Collection entries

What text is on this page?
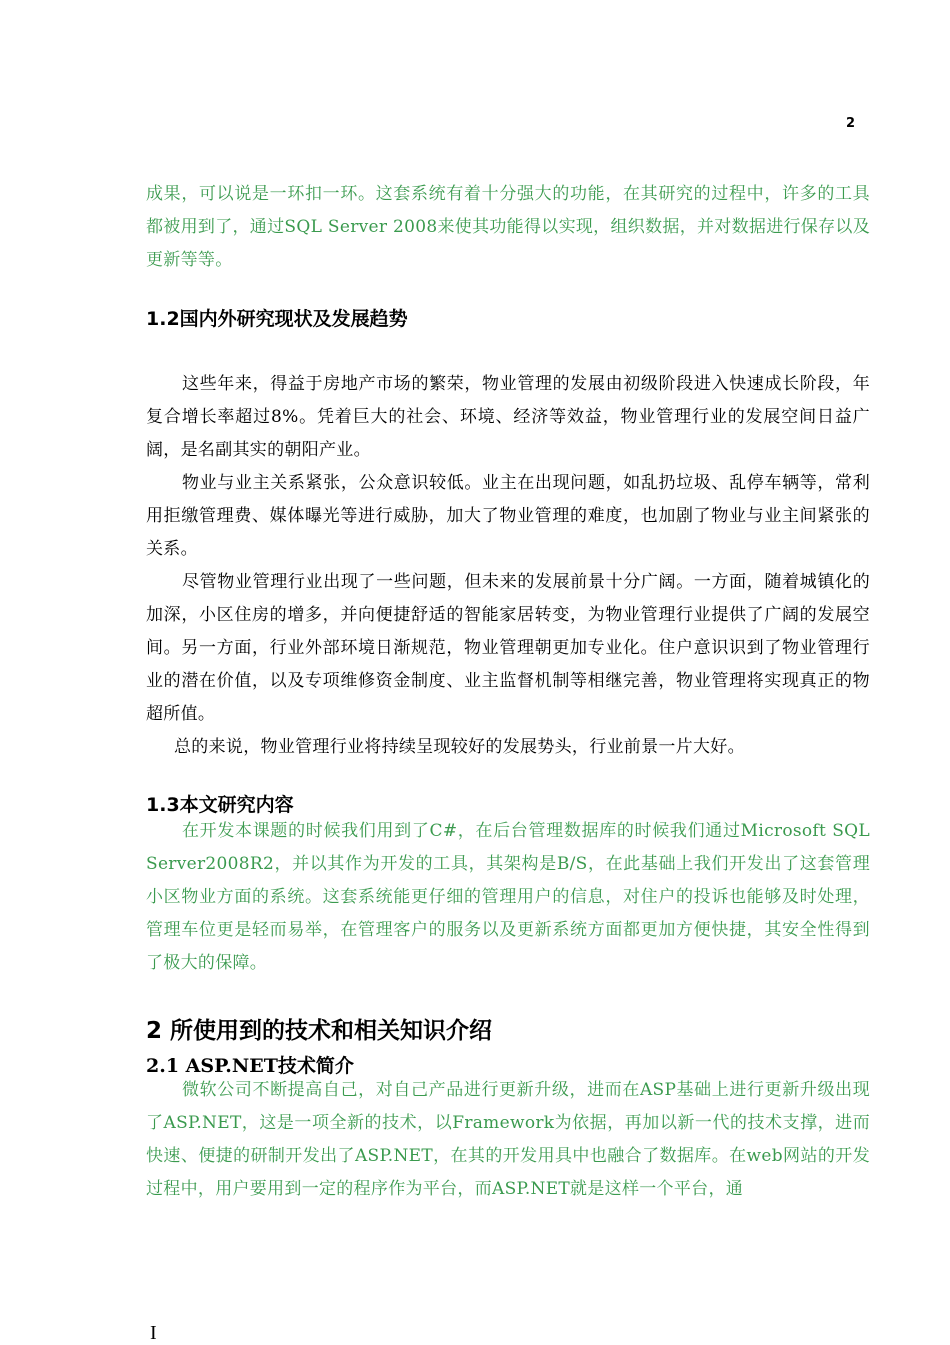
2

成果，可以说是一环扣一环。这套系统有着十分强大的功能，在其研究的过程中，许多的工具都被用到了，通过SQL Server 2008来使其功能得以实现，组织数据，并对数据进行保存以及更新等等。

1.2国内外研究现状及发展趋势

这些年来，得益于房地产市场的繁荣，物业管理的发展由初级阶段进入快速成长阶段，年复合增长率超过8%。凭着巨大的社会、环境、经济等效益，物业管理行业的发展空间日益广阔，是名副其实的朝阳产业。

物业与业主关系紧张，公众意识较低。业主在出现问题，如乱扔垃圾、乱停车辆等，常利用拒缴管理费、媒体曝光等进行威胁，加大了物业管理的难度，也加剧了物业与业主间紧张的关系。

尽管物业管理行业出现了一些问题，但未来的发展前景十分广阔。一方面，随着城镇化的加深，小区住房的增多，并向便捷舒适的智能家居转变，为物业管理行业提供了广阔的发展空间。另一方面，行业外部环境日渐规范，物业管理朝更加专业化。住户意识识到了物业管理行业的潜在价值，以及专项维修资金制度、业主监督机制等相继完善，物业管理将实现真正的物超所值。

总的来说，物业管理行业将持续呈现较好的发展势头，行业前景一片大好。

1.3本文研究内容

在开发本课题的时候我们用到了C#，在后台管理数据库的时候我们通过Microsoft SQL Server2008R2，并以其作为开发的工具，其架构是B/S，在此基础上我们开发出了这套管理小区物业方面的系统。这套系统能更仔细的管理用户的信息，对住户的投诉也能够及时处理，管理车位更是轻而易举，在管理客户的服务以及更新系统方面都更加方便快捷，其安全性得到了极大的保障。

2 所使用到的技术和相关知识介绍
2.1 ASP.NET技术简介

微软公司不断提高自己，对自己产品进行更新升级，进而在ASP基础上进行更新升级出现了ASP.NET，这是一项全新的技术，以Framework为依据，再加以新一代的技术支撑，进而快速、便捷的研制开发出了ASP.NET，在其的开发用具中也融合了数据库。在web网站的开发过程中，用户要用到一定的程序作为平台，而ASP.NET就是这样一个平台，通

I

[What is expected] Return to the listing above and set it down exactly, leaving out its pictures.

[In response]
What text is on this page?
2

成果，可以说是一环扣一环。这套系统有着十分强大的功能，在其研究的过程中，许多的工具都被用到了，通过SQL Server 2008来使其功能得以实现，组织数据，并对数据进行保存以及更新等等。

1.2国内外研究现状及发展趋势

这些年来，得益于房地产市场的繁荣，物业管理的发展由初级阶段进入快速成长阶段，年复合增长率超过8%。凭着巨大的社会、环境、经济等效益，物业管理行业的发展空间日益广阔，是名副其实的朝阳产业。

物业与业主关系紧张，公众意识较低。业主在出现问题，如乱扔垃圾、乱停车辆等，常利用拒缴管理费、媒体曝光等进行威胁，加大了物业管理的难度，也加剧了物业与业主间紧张的关系。

尽管物业管理行业出现了一些问题，但未来的发展前景十分广阔。一方面，随着城镇化的加深，小区住房的增多，并向便捷舒适的智能家居转变，为物业管理行业提供了广阔的发展空间。另一方面，行业外部环境日渐规范，物业管理朝更加专业化。住户意识识到了物业管理行业的潜在价值，以及专项维修资金制度、业主监督机制等相继完善，物业管理将实现真正的物超所值。

总的来说，物业管理行业将持续呈现较好的发展势头，行业前景一片大好。

1.3本文研究内容

在开发本课题的时候我们用到了C#，在后台管理数据库的时候我们通过Microsoft SQL Server2008R2，并以其作为开发的工具，其架构是B/S，在此基础上我们开发出了这套管理小区物业方面的系统。这套系统能更仔细的管理用户的信息，对住户的投诉也能够及时处理，管理车位更是轻而易举，在管理客户的服务以及更新系统方面都更加方便快捷，其安全性得到了极大的保障。

2 所使用到的技术和相关知识介绍
2.1 ASP.NET技术简介

微软公司不断提高自己，对自己产品进行更新升级，进而在ASP基础上进行更新升级出现了ASP.NET，这是一项全新的技术，以Framework为依据，再加以新一代的技术支撑，进而快速、便捷的研制开发出了ASP.NET，在其的开发用具中也融合了数据库。在web网站的开发过程中，用户要用到一定的程序作为平台，而ASP.NET就是这样一个平台，通

I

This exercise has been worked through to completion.